# Zadanie
Przepisz bez zmian fragment tekstu o gali UFC 200 od słów „Jose Aldo zaprezentował” do słów „lub Maxem Hollowayem.”.

Krajobraz po bitwie – UFC 200: Tate vs. Nunes #78

Getty images / UFC
Getty images / UFC

Kto tak naprawdę odniósł zwycięstwo a kto powinien wstydzić się swojego występu?

Amanda Nunes w sobotę stała się nową mistrzynią dywizji koguciej kobiet UFC. Brazylijka w walce wieczoru jubileuszowej gali UFC 200 pokonała Mieshę Tate i zdobyła najcenniejsze trofeum. The Lioness dominowała od pierwszych sekund walki trafiając mistrzynię mocnymi uderzeniami, gdy Cupcake padła na matę Amanda nie potrzebowała specjalnego zaproszenia, szybko zapięła duszenie zza pleców i zmusiła Tate do poddania. Dla Nunes to czwarta z rzędu – a ogólnie szósta -wygrana w UFC, w pierwszej obronie pasa Brazylijka powinna zmierzyć się z Julianną Peną.

W dobrym stylu, po ponad 4-letniej przerwie, do oktagonu powrócił Brock Lesnar. W środowisku fanów MMA często nazywany wręcz celebrytą Amerykanin pokonał faworyzowanego Marka Hunta. Brock w pierwszej i trzeciej odsłonie udanie obalał rywala i obijał go będąc z góry czym zapewnił sobie wygraną na kartach sędziów punktowych.  Amerykanin jest wielkim zwycięzcą gali także z innego powodu, za swój występ zainkasował on niebotyczne 2,5 mln dolarów. Specyfika kontraktu Lesnara sprawia, że 39-latek najprawdopodobniej szybko w UFC nie zawalczy jednak gdyby była taka możliwość to Brock mógłby zmierzyć się np. z wygranym walki Andrei Arlovski vs. Josh Barnett.

Jose Aldo zaprezentował się bardzo dobrze w rywalizacji z Frankie Edgarem, dokładnie tak jakby walka z Conorem McGregorem została przez Brazylijczyka całkowicie zapomniana. Scarface świetnie pracował na nogach, unikał ogromnej ilości ataków rywala samemu lokując celne uderzenia i ani raz nie dał się sprowadzić do parteru. Po takim występie z tak mocnym oponentem uzasadnione są żądania rewanżowego pojedynku z Irlandczykiem. W kolejnym boju Aldo mógłby zawalczyć z Conorem McGregorem (jeśli zechce on wrócić do kategorii piórkowej) lub Maxem Hollowayem.

# Dostarczone dane
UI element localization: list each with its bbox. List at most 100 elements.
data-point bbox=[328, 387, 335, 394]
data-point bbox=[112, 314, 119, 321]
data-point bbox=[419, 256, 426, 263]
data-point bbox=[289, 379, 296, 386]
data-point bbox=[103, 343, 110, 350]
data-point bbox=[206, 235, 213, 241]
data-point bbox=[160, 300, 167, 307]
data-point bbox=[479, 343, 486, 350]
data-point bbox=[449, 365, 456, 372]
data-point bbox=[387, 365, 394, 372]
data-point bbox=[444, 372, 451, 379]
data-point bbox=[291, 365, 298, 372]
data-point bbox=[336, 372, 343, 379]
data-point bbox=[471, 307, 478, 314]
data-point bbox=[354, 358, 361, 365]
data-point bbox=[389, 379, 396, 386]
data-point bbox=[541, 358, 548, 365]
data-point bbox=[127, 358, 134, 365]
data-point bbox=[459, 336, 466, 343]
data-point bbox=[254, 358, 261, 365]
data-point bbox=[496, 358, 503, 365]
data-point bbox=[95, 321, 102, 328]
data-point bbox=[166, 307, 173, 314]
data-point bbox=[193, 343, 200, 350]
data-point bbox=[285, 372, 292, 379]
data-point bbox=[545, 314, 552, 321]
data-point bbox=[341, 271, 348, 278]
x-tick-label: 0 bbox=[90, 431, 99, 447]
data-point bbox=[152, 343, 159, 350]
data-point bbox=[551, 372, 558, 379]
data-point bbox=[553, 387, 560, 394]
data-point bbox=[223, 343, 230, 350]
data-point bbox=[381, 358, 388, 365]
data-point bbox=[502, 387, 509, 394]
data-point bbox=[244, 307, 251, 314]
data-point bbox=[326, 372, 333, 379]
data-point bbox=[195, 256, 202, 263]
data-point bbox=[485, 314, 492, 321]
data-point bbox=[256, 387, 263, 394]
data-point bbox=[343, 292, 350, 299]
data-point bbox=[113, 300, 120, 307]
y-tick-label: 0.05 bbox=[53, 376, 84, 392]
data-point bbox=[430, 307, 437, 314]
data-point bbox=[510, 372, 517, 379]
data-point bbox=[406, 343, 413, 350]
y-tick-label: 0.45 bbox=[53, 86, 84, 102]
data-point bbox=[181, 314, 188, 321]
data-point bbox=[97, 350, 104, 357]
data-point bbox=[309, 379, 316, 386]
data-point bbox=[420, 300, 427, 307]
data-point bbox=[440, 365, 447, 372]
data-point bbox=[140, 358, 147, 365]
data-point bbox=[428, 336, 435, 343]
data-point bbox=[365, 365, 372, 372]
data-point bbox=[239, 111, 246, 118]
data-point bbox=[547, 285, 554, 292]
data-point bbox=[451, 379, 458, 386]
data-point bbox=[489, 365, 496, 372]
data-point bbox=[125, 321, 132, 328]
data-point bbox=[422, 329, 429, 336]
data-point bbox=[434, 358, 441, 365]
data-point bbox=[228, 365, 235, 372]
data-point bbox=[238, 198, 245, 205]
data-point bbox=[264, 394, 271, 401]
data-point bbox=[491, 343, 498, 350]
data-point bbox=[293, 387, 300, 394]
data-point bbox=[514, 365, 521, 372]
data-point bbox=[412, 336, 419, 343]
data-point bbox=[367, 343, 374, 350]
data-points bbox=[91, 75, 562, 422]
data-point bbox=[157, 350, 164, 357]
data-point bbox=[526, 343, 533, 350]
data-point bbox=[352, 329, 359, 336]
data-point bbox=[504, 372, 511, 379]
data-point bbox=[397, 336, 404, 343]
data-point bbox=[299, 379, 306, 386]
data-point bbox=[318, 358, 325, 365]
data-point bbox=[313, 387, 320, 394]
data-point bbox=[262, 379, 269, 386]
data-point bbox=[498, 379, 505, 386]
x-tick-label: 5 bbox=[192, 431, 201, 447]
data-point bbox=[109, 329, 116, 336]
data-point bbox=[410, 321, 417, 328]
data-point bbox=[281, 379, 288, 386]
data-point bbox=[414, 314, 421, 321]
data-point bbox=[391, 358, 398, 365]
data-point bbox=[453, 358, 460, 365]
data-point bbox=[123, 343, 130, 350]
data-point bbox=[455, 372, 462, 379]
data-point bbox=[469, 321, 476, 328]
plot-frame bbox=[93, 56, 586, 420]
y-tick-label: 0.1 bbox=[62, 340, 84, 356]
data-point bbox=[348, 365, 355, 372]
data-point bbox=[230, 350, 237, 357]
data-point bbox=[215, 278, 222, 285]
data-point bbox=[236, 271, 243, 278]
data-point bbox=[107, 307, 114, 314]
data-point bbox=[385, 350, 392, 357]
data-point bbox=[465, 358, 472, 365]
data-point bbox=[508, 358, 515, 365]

# Odpowiedź
Jose Aldo zaprezentował się bardzo dobrze w rywalizacji z Frankie Edgarem, dokładnie tak jakby walka z Conorem McGregorem została przez Brazylijczyka całkowicie zapomniana. Scarface świetnie pracował na nogach, unikał ogromnej ilości ataków rywala samemu lokując celne uderzenia i ani raz nie dał się sprowadzić do parteru. Po takim występie z tak mocnym oponentem uzasadnione są żądania rewanżowego pojedynku z Irlandczykiem. W kolejnym boju Aldo mógłby zawalczyć z Conorem McGregorem (jeśli zechce on wrócić do kategorii piórkowej) lub Maxem Hollowayem.